We need to put our trust on dialogue and questions, and not to be discouraged from paradox and a polarized conflicts. In fact, every contradiction, opposites, conflict, things that don’t make sense, –this apparent difficulties are in fact not a sign that here the road is blocked, (and so go and search for another road), but actually this are the signs that behind them is the door to the hidden truth or meaning. Behind this paradoxes – lays a whole dimension of truth, living where it loves to lives in the most – in the unknown.
In the unknown universe people need to let what they don’t know guide them in what they think they know and turn it upside down.
We insist to approach what we don’t know with what we know, this is a waste of time, for we should not want conformation to what we already know, what we should want is to be pioneers of hidden knowledge, able to move into the darkness of the unknown by developing night vision. Detective work with the unknown is like soldiers laying in an ambush at night, they lay on the ground for about 8 hours, no word is said, and they are in front of the unknown, ready, every little Russel, move, or sparkle of light – puts them in immediate alert. They have no knowing, only to be totally focused tuned and open to what is hidden in the darkness.

• **EXERCISE SET**:
1. Reproduce, word for word, the part of the passage on the unknown that begins with the words containing "We insist to" and ends with "in the darkness.".
2. Answer these questions from the passage on the unknown:
(a) What does the passage say lies behind paradoxes?
(b) What does it say we should want to be instead of seeking confirmation of what we already know?
(c) For about how long do the soldiers in the ambush lie on the ground?
3. Carry the passage on the unknown forward from its last sentence.

• **RECORDS SUPPLIED**:
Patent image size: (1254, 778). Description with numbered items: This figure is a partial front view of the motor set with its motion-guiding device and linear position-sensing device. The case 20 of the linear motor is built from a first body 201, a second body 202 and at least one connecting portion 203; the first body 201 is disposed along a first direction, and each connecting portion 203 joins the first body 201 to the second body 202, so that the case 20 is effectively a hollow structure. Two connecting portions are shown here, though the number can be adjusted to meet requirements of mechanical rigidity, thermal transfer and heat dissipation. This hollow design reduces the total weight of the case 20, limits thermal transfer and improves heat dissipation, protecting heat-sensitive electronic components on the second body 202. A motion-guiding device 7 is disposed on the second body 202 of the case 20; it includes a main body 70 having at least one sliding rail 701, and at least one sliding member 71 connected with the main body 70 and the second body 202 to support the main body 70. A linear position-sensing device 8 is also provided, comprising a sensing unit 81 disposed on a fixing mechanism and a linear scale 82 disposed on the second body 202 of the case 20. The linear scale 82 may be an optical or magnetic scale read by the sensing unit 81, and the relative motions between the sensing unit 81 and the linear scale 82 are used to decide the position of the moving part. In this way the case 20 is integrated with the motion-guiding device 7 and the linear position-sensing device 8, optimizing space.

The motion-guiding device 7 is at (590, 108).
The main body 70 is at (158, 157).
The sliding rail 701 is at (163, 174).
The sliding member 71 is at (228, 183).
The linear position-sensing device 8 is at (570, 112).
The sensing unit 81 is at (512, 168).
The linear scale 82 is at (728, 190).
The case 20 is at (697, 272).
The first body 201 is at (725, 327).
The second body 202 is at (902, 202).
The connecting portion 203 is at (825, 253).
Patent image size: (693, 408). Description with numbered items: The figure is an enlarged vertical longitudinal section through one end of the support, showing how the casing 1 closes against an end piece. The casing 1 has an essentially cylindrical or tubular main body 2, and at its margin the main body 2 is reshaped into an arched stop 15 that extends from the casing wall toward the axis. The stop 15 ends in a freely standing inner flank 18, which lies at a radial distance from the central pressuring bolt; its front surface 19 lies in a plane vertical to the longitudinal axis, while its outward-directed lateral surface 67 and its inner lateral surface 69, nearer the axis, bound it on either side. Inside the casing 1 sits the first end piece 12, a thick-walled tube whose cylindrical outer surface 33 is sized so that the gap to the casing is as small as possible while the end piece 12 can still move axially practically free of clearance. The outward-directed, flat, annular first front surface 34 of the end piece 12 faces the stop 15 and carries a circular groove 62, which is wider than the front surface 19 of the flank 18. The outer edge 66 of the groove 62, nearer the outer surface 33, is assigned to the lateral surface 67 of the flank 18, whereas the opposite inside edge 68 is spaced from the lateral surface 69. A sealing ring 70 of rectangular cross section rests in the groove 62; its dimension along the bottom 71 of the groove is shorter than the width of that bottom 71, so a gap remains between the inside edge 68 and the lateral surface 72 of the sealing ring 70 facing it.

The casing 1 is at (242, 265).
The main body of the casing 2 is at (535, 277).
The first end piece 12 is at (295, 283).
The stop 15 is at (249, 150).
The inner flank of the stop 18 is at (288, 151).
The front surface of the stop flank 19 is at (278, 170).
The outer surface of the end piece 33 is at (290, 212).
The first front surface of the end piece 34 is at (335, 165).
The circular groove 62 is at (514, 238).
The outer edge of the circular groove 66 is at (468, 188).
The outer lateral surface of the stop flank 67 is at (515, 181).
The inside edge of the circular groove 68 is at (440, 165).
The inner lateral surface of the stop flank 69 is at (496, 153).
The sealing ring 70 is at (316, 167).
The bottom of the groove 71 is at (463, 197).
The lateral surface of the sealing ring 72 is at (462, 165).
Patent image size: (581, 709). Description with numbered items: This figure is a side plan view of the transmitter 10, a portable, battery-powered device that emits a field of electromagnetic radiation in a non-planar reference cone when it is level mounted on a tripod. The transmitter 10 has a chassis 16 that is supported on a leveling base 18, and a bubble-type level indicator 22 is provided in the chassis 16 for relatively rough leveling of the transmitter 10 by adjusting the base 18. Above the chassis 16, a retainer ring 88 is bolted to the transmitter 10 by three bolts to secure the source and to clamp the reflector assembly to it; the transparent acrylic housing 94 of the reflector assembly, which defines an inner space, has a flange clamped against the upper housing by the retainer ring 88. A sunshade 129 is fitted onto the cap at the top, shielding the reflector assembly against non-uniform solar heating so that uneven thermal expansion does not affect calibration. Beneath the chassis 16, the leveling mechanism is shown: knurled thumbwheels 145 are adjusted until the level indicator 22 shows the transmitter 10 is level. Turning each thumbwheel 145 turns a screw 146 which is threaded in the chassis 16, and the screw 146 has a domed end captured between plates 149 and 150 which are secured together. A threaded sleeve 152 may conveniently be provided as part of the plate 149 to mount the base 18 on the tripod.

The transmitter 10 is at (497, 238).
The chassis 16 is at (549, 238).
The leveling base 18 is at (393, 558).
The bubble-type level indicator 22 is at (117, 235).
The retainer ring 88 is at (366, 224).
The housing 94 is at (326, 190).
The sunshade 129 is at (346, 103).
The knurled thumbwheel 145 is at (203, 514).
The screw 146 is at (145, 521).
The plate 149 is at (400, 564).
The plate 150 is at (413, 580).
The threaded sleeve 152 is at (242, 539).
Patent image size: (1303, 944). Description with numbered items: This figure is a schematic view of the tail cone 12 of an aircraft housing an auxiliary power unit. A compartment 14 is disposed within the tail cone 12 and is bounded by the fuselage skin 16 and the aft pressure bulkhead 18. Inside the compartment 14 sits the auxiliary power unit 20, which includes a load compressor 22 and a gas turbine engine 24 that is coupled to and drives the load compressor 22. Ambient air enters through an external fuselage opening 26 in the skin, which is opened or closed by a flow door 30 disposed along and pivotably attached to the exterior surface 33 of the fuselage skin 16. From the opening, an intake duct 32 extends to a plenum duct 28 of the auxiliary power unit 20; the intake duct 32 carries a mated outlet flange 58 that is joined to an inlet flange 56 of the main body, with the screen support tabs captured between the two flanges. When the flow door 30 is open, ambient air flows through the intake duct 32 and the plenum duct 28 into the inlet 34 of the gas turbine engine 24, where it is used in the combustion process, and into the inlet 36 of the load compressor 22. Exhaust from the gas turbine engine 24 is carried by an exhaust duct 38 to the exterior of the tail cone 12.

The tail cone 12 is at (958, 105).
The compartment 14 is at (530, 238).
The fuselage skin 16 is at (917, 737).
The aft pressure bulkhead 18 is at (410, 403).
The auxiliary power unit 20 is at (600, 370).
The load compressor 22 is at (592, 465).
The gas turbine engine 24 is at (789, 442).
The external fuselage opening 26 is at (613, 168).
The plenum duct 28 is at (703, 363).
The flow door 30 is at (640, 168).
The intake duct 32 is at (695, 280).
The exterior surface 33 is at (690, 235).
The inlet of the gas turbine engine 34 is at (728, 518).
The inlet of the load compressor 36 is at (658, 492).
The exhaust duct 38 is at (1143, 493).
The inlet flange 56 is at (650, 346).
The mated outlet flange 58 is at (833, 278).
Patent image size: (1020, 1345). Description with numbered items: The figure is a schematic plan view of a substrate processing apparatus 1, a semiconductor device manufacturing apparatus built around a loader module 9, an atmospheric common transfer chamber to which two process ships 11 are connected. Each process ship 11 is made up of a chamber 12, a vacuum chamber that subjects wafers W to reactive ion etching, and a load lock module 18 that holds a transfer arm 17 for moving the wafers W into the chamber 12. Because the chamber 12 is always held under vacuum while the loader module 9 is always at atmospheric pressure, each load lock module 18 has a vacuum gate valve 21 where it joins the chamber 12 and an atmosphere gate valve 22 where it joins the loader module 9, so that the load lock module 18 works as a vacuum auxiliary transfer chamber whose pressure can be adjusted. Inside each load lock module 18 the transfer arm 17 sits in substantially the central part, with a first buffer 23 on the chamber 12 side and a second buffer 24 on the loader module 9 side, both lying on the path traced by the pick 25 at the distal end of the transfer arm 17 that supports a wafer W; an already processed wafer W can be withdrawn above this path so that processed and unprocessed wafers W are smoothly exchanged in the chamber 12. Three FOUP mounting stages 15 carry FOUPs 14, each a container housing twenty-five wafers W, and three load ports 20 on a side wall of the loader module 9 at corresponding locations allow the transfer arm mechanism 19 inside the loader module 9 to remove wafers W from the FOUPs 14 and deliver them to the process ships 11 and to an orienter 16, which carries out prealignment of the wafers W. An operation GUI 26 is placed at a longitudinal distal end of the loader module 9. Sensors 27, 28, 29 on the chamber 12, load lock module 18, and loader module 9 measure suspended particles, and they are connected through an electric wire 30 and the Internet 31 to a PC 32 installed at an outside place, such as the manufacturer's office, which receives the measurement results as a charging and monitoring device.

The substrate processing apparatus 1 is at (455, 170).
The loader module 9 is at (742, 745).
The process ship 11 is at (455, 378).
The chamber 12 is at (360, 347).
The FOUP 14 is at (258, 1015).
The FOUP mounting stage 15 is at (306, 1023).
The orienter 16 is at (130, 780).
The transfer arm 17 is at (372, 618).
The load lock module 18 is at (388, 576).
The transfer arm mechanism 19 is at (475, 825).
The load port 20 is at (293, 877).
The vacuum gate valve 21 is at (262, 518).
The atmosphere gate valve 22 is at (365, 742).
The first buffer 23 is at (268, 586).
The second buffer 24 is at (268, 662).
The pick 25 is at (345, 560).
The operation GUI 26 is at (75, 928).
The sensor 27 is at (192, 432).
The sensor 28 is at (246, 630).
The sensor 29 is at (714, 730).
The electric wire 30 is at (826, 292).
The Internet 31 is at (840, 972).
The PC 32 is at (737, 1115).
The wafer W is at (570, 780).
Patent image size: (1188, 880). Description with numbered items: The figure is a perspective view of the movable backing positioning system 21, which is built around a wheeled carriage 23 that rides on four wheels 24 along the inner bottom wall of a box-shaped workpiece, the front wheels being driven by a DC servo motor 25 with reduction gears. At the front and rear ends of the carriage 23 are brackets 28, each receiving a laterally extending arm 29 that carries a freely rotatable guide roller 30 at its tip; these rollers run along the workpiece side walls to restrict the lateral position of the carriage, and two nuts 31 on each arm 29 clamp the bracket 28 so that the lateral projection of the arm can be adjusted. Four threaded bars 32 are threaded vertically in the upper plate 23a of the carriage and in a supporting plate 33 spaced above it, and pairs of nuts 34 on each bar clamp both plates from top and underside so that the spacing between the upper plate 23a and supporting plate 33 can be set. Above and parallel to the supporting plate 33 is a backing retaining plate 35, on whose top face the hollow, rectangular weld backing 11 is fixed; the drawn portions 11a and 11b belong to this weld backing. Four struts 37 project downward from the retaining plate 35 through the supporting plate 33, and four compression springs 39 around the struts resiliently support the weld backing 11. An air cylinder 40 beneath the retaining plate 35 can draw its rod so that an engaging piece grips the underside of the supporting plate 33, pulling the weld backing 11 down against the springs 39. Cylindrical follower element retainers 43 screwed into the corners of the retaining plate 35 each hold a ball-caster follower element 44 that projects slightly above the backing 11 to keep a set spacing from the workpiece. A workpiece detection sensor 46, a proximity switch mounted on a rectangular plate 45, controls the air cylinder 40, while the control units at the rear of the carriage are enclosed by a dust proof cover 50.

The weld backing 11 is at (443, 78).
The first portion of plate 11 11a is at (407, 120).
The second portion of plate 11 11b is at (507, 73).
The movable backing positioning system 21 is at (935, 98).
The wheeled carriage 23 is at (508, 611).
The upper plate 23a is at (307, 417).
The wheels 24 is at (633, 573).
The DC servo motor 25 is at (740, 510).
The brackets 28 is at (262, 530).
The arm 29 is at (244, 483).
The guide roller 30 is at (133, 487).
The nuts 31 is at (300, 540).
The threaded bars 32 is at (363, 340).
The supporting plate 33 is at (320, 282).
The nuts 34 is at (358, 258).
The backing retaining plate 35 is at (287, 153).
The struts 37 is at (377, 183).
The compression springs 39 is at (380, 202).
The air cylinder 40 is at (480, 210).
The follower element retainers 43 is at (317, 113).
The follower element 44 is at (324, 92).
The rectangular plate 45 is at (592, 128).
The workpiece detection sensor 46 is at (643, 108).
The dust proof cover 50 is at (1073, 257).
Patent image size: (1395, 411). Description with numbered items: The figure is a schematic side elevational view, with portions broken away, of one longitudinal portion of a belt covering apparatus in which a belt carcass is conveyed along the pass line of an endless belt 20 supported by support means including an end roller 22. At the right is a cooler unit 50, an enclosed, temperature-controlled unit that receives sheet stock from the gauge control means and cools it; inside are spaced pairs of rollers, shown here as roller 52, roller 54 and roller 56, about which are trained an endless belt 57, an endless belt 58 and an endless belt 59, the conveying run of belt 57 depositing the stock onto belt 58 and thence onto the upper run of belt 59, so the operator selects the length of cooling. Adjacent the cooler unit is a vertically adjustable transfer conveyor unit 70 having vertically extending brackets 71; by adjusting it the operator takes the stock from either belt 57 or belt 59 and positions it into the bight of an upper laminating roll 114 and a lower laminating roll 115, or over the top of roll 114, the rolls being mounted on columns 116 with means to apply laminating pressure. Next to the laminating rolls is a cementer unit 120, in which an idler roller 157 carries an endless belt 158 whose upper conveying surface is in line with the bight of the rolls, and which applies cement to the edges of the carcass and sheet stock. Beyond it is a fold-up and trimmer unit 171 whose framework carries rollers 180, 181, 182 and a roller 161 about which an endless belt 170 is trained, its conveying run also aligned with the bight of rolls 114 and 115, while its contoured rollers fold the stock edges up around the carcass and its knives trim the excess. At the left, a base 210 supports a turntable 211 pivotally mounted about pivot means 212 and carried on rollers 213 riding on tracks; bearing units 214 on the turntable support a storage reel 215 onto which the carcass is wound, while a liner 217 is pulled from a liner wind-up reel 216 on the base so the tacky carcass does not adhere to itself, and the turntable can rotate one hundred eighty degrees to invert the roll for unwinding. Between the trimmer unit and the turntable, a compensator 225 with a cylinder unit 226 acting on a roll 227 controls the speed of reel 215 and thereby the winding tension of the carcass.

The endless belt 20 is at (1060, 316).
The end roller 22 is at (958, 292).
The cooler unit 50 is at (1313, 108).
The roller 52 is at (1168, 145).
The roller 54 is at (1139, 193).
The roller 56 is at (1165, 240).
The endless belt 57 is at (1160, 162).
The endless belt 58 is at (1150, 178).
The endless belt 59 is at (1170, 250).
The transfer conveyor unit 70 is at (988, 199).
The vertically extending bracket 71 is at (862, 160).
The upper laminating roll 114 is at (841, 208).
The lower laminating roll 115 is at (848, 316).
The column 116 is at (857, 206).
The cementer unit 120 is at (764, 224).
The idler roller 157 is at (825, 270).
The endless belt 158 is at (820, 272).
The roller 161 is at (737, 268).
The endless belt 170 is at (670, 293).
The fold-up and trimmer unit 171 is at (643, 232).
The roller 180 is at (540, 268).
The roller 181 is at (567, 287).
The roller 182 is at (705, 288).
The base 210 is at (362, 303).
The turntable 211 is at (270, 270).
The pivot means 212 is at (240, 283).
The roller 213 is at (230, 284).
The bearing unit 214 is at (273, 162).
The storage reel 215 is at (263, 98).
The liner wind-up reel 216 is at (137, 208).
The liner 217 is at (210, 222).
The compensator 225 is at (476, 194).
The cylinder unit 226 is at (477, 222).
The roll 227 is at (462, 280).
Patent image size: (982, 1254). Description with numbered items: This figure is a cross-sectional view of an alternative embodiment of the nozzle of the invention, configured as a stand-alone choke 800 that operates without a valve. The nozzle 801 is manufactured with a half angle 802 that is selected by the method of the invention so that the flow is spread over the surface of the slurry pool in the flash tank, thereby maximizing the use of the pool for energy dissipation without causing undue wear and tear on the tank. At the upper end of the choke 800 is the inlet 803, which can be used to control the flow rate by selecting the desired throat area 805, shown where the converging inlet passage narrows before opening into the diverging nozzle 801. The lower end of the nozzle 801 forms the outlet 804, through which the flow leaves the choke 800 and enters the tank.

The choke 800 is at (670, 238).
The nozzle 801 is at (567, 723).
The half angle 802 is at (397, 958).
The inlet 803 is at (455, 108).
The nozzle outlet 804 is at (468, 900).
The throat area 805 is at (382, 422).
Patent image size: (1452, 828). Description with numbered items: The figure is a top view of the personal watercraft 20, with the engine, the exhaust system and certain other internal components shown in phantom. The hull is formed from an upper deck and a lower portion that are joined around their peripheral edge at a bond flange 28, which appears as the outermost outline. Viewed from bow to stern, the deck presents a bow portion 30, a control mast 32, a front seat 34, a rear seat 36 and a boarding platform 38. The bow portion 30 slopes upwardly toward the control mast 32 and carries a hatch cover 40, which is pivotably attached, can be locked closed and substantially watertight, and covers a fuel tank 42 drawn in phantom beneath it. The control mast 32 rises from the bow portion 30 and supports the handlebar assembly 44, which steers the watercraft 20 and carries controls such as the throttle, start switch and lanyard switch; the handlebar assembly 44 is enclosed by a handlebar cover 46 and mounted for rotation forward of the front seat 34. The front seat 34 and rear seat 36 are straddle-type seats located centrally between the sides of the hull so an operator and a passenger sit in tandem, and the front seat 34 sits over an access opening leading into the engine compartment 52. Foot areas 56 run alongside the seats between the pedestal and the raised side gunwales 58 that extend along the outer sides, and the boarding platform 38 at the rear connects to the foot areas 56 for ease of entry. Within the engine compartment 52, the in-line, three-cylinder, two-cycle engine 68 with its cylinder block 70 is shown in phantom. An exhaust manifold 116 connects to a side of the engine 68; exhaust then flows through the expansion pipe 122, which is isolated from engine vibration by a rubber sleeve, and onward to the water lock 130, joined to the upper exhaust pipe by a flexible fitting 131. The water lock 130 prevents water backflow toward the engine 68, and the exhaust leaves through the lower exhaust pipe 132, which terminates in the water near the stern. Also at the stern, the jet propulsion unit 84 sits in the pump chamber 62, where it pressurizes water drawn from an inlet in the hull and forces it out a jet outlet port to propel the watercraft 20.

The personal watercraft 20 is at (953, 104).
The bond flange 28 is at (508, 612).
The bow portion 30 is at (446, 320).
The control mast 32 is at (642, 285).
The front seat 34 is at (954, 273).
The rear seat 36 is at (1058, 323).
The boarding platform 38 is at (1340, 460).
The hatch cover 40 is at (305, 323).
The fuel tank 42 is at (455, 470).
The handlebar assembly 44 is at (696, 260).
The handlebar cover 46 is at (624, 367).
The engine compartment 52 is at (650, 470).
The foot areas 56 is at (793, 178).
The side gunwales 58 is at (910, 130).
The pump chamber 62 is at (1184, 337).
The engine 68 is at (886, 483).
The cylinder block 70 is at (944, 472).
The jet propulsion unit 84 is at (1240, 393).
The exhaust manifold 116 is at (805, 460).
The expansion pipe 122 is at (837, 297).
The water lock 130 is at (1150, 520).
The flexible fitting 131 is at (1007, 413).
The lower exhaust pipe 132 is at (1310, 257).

• **PER-TASK OUTPUTS**:
1.
We insist to approach what we don’t know with what we know, this is a waste of time, for we should not want conformation to what we already know, what we should want is to be pioneers of hidden knowledge, able to move into the darkness of the unknown by developing night vision. Detective work with the unknown is like soldiers laying in an ambush at night, they lay on the ground for about 8 hours, no word is said, and they are in front of the unknown, ready, every little Russel, move, or sparkle of light – puts them in immediate alert. They have no knowing, only to be totally focused tuned and open to what is hidden in the darkness.

2.
(a) A whole dimension of truth.
(b) Pioneers of hidden knowledge.
(c) About 8 hours.

3.
What we don’t know covers almost everything we meet, yet we are educated to pay attention only to the narrow strip of what is known, and if it doesn’t fit to what we know – they are thrown out of the camp.
What we need is not more people that will be a ‘working archives’ of knowledge, stuffed to the brim with incredible amounts of what is known. Whereas what we are very short of is trained detectives, trained to approach what is not known, and having the ‘touch’ the feel, he has intuition, about the direction where the truth might be.
One of the great detectives of all times was Sherlock Holmes, created by British author Sir Arthur Conan Doyle. He was an expert in looking into the unknown and finding in it things that other people would not even dream about. Here they are looking at peaceful country cottages, Watson marvels at their peacefulness, but Sherlock doesn’t look at the beauty of the scene, he relates to the unseen (o the possible crimes that could be committed in this peaceful houses); that which is not obvious (the nice houses and gardens).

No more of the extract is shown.